### What is needed
Copy out everything from the first of the rows down to the line containing "ellipsis-icon (917, 468, 931, 473)", with both ends included.
--- START OF Data rows ---
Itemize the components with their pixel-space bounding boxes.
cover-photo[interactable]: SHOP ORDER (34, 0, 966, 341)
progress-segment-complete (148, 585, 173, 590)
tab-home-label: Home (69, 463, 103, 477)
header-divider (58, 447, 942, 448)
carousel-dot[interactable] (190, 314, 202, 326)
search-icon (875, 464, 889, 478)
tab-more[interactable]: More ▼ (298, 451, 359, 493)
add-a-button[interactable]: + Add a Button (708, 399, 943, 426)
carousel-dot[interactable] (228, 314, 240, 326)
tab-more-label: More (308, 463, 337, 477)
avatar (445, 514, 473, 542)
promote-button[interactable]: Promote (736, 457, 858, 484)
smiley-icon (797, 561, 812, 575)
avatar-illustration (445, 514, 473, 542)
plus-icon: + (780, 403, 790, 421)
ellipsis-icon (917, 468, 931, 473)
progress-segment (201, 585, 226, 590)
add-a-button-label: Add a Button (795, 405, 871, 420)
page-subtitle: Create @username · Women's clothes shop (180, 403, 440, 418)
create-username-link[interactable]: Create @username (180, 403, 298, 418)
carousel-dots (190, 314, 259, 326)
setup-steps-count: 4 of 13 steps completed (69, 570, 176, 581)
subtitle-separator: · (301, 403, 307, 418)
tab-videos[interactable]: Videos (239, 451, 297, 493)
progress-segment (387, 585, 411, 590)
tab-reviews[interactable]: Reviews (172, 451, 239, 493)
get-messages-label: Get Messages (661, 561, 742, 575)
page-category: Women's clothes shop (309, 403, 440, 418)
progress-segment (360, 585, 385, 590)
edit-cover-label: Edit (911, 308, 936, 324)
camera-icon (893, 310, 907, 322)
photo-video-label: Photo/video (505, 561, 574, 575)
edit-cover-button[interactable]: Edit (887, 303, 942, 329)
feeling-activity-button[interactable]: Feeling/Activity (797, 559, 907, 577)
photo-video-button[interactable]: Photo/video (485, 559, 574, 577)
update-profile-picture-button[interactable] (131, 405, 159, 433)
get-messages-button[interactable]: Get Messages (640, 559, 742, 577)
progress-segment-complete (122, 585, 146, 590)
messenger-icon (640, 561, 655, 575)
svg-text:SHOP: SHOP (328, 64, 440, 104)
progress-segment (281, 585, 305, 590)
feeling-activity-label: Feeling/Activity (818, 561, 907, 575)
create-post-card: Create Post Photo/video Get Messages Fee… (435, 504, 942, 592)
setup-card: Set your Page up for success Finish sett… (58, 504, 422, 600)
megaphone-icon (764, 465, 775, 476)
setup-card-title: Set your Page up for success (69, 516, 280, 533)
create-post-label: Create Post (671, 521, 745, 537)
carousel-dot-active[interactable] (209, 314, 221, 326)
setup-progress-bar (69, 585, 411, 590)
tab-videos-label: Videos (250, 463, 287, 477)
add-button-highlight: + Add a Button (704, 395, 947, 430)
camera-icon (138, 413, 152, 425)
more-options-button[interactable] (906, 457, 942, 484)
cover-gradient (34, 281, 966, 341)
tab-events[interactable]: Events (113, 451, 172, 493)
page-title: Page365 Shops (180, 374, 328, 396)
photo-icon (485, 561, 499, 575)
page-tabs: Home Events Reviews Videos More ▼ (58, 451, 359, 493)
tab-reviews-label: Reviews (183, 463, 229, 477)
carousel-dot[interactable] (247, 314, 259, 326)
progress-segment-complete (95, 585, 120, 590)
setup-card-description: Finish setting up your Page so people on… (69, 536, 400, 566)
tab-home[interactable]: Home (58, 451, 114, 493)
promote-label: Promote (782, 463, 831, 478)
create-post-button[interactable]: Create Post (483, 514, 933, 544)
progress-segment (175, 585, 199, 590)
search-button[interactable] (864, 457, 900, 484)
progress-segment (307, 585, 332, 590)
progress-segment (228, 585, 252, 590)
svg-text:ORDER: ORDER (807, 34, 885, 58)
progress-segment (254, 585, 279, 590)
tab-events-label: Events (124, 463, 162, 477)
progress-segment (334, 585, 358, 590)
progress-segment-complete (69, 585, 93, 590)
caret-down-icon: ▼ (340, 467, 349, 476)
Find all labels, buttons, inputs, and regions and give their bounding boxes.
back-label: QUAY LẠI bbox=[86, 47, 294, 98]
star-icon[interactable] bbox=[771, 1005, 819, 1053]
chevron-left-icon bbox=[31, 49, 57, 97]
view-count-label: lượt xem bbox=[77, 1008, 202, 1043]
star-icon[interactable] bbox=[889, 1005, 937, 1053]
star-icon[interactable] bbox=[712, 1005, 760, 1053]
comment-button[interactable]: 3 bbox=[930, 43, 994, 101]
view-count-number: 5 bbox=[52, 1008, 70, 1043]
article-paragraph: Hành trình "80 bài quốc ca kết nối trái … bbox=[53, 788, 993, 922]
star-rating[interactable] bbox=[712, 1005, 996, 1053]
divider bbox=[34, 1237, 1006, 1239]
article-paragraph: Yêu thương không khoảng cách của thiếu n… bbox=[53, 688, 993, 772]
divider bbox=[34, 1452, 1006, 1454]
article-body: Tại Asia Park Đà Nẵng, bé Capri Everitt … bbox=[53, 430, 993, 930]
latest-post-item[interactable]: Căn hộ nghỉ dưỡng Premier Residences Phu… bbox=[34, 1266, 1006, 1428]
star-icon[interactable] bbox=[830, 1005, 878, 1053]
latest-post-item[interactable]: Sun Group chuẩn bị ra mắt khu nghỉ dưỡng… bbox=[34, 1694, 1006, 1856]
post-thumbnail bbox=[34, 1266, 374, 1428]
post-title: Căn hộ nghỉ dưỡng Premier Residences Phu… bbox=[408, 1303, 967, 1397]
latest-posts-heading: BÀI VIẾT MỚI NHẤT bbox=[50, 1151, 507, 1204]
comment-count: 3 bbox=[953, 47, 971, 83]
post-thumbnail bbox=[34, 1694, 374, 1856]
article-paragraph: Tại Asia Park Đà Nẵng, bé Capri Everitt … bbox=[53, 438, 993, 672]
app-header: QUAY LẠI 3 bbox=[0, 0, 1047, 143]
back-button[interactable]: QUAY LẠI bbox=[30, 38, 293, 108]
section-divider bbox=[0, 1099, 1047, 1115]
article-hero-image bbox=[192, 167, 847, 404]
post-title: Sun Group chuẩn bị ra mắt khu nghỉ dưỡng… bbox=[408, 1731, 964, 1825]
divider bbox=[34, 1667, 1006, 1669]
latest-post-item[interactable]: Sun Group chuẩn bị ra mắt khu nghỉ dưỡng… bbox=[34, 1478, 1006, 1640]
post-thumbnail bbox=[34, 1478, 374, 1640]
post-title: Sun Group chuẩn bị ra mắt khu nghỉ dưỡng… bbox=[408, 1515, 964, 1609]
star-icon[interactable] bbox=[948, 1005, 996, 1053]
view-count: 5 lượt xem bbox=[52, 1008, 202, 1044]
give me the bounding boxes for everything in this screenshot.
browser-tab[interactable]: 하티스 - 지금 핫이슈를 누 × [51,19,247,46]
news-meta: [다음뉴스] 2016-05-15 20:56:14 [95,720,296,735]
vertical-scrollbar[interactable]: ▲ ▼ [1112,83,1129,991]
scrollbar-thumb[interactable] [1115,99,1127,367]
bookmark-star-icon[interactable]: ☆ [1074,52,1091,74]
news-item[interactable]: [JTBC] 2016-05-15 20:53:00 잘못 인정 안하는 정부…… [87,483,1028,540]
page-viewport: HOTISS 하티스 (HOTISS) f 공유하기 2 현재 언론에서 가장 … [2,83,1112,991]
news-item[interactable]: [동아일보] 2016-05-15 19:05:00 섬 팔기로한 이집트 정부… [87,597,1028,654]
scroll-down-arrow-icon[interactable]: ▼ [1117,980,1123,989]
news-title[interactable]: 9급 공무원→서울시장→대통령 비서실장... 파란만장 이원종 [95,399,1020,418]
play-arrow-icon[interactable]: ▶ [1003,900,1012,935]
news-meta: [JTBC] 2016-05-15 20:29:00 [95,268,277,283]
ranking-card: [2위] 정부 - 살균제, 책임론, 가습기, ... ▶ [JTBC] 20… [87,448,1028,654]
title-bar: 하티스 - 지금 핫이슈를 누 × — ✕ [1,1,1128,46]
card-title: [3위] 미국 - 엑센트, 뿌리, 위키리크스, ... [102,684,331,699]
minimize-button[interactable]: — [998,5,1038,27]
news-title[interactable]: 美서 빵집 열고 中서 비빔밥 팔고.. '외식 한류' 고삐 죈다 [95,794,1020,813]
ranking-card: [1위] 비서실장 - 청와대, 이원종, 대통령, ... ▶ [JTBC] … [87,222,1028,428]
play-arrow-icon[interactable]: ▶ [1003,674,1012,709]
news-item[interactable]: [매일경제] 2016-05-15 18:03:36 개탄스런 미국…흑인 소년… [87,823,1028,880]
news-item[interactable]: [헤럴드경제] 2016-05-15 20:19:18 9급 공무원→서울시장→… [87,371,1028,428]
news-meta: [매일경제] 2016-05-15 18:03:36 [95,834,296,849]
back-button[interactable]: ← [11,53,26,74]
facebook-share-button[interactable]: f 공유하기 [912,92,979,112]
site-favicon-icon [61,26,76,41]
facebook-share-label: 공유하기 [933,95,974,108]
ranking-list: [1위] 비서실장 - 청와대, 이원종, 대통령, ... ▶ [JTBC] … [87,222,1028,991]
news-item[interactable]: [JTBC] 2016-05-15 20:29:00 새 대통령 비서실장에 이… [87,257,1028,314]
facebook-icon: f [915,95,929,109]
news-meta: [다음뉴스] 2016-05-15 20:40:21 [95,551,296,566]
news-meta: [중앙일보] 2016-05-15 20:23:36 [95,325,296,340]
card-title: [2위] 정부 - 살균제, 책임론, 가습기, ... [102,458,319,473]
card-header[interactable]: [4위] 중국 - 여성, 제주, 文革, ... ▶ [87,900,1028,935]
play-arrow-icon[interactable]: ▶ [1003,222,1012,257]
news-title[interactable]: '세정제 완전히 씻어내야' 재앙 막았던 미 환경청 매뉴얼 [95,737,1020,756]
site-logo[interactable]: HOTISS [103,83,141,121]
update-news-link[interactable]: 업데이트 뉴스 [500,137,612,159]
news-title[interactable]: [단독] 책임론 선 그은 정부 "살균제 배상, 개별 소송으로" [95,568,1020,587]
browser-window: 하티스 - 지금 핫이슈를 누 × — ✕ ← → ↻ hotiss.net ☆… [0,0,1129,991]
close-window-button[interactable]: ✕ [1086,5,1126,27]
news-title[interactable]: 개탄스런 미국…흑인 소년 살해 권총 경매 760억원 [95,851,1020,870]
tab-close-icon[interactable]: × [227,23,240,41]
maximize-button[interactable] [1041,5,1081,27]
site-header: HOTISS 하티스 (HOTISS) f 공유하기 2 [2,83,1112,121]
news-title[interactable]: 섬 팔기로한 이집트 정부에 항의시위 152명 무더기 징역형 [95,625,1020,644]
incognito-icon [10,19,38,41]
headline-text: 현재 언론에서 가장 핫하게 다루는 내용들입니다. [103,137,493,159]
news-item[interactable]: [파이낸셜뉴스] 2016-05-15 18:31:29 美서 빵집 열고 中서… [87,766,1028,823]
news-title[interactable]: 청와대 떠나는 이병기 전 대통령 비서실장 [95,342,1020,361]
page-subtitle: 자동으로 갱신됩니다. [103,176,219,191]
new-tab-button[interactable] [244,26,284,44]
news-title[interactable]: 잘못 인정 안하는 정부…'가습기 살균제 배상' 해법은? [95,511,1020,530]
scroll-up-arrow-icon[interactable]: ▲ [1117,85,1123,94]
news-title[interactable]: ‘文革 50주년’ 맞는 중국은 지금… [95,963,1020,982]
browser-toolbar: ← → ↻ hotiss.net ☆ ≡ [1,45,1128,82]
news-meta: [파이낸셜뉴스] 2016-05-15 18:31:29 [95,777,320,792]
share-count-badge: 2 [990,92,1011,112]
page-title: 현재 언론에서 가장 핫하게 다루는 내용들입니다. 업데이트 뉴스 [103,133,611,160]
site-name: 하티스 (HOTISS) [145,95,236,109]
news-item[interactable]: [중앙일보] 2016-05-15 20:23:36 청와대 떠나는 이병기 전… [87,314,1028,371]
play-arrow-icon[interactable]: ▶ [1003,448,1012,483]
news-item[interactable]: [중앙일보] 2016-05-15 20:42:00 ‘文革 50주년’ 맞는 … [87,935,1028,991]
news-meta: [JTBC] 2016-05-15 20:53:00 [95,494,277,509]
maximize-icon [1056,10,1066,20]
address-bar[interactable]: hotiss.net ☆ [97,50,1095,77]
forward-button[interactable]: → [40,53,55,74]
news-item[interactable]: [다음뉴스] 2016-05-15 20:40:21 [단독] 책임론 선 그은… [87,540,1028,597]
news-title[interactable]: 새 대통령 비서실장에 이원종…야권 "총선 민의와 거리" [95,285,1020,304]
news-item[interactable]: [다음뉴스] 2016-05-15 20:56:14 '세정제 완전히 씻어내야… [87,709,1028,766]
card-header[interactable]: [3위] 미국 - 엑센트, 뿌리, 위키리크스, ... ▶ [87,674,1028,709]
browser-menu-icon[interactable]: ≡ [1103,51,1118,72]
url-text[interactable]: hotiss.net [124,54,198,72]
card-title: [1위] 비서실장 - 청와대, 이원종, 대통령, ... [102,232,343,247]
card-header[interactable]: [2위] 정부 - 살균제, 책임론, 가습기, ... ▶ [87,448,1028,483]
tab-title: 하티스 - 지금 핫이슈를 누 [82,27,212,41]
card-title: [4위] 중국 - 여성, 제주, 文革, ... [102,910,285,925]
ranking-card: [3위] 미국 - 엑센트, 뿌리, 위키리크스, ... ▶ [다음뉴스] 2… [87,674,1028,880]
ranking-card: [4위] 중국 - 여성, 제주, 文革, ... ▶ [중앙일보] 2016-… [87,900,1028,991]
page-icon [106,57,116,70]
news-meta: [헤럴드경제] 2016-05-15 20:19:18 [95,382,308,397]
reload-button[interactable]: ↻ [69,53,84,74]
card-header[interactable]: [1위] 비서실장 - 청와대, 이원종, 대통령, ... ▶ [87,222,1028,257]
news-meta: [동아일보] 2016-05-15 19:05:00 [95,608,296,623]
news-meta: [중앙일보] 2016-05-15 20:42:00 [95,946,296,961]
--- END OF Data rows ---
### Written answer
Itemize the components with their pixel-space bounding boxes.
cover-photo[interactable]: SHOP ORDER (34, 0, 966, 341)
progress-segment-complete (148, 585, 173, 590)
tab-home-label: Home (69, 463, 103, 477)
header-divider (58, 447, 942, 448)
carousel-dot[interactable] (190, 314, 202, 326)
search-icon (875, 464, 889, 478)
tab-more[interactable]: More ▼ (298, 451, 359, 493)
add-a-button[interactable]: + Add a Button (708, 399, 943, 426)
carousel-dot[interactable] (228, 314, 240, 326)
tab-more-label: More (308, 463, 337, 477)
avatar (445, 514, 473, 542)
promote-button[interactable]: Promote (736, 457, 858, 484)
smiley-icon (797, 561, 812, 575)
avatar-illustration (445, 514, 473, 542)
plus-icon: + (780, 403, 790, 421)
ellipsis-icon (917, 468, 931, 473)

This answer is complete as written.